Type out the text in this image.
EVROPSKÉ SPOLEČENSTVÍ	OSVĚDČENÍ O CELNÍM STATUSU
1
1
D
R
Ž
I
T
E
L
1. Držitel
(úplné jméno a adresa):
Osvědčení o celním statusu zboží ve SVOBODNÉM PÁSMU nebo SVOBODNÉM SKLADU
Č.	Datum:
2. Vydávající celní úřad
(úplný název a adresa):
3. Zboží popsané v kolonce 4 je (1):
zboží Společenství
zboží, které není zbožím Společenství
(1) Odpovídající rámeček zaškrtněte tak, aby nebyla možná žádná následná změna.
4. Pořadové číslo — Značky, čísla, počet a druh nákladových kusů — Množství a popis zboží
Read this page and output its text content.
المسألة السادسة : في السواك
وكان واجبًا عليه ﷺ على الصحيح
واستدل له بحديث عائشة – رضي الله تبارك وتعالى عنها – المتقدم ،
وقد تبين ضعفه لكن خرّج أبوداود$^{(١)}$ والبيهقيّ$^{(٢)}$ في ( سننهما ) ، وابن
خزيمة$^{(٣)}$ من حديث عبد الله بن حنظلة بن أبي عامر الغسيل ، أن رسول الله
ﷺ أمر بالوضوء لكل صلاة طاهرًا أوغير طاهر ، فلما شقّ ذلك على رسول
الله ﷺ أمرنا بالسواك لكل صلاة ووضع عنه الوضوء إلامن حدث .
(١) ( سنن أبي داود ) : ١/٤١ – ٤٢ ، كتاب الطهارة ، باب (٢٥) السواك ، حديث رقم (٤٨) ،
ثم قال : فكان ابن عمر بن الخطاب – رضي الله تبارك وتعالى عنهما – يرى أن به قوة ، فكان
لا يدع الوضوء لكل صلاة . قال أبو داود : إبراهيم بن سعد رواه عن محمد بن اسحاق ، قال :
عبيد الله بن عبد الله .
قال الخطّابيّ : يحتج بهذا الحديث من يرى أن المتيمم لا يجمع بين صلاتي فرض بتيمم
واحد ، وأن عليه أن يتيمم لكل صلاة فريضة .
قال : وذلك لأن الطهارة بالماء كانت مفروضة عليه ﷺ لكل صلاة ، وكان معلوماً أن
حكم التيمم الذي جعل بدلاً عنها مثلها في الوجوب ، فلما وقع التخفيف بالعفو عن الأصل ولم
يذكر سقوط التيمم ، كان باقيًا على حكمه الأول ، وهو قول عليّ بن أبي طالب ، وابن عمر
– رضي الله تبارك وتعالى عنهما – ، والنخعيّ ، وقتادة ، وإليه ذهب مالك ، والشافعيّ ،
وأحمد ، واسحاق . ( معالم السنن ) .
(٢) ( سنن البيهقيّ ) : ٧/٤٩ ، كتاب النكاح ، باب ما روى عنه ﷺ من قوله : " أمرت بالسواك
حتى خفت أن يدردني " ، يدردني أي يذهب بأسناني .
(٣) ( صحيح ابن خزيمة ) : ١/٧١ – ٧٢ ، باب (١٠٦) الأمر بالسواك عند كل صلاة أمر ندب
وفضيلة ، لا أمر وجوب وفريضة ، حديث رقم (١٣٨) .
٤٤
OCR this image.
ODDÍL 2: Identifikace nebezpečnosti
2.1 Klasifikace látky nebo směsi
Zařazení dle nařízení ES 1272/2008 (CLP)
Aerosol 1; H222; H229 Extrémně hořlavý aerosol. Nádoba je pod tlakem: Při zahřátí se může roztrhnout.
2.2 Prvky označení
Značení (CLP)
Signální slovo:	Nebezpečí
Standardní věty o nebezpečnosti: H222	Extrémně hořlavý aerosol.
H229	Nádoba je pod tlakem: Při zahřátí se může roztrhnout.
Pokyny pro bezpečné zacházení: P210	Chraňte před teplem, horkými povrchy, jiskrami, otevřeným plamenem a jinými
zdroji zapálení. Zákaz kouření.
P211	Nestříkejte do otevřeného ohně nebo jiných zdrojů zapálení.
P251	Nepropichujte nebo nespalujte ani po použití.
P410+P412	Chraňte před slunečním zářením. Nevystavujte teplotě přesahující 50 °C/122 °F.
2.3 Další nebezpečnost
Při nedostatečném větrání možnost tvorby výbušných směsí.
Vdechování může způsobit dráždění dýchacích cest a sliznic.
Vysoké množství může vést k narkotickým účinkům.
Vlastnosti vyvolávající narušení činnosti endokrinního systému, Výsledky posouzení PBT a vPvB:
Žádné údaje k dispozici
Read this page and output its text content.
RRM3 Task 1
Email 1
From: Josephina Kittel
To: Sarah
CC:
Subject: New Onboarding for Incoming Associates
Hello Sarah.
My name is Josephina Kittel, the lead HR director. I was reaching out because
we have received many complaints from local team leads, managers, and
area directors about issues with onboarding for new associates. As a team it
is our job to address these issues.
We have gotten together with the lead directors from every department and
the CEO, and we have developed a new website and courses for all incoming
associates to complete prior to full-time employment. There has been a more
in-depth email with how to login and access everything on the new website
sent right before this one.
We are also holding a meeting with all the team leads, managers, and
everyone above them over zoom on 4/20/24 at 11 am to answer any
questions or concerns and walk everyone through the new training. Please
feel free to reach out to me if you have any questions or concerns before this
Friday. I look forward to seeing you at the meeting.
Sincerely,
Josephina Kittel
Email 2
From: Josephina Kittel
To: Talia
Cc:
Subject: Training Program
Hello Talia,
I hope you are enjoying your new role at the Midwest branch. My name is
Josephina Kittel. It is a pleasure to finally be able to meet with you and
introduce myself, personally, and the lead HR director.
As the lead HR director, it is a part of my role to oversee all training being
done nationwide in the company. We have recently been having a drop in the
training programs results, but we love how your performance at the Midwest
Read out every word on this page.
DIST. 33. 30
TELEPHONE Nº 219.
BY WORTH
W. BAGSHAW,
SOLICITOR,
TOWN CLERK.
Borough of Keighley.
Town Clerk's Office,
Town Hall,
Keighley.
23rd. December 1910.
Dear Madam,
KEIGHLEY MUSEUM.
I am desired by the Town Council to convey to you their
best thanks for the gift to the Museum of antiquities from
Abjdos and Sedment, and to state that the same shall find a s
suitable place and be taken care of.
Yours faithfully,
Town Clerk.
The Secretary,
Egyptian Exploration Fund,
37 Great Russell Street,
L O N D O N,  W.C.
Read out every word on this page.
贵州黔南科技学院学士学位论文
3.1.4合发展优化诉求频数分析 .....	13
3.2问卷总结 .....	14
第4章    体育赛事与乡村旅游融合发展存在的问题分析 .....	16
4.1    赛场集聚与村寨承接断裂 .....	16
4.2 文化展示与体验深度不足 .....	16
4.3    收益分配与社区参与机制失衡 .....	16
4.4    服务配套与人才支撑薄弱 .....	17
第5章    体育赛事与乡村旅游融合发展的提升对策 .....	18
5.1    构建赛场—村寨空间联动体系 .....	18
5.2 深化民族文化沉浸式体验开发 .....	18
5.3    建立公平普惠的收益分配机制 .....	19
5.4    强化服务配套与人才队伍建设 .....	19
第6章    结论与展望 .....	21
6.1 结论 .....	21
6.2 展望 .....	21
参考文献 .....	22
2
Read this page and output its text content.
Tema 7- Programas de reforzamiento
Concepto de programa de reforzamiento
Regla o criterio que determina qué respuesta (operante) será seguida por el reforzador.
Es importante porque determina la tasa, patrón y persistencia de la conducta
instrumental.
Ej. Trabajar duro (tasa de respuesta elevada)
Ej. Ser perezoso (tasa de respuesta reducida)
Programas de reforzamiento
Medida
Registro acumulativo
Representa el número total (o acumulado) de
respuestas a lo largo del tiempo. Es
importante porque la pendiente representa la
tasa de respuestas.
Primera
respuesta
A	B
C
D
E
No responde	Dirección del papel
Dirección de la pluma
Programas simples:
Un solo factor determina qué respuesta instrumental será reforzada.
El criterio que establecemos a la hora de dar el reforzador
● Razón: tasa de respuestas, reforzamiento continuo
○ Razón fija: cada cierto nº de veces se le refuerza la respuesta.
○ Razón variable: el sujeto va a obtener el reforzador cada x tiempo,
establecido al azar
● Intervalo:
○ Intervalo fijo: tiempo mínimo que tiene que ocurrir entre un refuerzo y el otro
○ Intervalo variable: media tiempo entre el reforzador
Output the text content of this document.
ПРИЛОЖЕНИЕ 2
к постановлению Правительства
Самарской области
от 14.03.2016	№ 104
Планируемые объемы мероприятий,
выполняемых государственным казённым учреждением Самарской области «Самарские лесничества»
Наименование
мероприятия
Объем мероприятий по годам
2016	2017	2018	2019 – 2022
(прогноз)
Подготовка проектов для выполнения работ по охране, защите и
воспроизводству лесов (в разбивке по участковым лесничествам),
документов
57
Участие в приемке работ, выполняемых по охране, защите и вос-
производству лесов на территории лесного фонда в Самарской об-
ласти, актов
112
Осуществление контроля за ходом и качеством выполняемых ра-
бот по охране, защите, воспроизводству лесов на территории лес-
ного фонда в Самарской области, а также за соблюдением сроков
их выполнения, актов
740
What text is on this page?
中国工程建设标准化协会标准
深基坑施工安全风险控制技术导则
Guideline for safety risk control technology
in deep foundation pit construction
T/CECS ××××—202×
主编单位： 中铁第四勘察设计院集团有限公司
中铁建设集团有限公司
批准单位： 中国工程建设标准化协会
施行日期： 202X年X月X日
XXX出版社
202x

- [Short problem]: Please extract exactly, and only, the lines from the line containing "What text is on this page?" through the last line of the records.

- [Correct answer]:
What text is on this page?
中国工程建设标准化协会标准
深基坑施工安全风险控制技术导则
Guideline for safety risk control technology
in deep foundation pit construction
T/CECS ××××—202×
主编单位： 中铁第四勘察设计院集团有限公司
中铁建设集团有限公司
批准单位： 中国工程建设标准化协会
施行日期： 202X年X月X日
XXX出版社
202x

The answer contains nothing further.